* BEGIN DATA FOR THIS TASK *

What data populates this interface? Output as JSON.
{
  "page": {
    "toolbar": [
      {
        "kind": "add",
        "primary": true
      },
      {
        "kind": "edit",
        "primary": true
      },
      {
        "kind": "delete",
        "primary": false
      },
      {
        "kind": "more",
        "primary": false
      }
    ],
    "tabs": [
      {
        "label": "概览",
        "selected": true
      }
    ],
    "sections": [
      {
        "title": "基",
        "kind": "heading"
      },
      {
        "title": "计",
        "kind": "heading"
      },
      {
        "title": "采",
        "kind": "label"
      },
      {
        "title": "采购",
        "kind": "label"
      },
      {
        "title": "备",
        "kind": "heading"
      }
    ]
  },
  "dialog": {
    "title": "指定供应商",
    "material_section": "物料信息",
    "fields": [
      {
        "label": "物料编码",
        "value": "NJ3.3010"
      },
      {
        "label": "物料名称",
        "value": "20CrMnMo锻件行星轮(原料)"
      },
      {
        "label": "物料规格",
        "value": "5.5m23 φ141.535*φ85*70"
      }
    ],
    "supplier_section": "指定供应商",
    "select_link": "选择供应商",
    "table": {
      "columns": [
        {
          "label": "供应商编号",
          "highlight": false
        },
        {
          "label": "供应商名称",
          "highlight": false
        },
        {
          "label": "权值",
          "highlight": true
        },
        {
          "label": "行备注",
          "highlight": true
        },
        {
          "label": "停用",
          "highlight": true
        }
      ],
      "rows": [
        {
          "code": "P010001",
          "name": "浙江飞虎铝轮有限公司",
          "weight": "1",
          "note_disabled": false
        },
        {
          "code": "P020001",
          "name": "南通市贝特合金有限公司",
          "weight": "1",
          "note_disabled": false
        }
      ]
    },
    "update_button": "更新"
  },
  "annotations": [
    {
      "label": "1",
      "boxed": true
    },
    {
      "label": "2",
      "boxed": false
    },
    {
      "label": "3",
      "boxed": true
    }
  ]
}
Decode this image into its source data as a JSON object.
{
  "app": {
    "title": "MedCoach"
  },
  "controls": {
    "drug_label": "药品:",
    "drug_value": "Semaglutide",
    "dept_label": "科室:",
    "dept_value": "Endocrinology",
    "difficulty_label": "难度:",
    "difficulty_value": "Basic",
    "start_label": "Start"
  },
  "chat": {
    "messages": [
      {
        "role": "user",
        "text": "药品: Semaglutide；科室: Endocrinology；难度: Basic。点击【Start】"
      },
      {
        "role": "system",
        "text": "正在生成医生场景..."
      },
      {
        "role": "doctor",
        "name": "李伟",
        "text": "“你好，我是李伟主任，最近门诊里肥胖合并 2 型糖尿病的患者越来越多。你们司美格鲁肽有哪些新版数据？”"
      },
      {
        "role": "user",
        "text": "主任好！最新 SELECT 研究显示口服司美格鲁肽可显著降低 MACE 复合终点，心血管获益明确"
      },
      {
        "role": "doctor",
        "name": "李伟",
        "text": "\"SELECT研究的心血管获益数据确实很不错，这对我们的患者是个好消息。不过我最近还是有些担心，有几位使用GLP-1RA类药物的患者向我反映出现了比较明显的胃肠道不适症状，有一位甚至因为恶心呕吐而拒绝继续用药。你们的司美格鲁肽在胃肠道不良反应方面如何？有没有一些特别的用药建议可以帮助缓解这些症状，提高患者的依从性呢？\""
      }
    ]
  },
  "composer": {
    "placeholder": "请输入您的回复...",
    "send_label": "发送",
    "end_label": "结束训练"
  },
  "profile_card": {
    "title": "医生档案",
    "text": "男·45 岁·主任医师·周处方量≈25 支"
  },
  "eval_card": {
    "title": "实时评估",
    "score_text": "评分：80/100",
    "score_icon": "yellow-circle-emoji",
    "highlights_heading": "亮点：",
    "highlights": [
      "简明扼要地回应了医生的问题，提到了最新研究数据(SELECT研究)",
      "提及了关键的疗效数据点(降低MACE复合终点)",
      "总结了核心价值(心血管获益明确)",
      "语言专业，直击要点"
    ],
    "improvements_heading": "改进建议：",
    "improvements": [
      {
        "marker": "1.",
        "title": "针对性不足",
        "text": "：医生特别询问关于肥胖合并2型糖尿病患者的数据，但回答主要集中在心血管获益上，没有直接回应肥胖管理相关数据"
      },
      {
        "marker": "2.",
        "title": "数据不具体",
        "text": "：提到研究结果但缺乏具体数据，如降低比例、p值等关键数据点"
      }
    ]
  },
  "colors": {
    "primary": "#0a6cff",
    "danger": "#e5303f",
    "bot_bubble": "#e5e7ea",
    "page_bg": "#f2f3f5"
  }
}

* END DATA FOR THIS TASK *

# WHAT YOU WILL DO
Identify lines with the string "JSON". Copy each one.

# SOLVED PROBLEM
What data populates this interface? Output as JSON.
Decode this image into its source data as a JSON object.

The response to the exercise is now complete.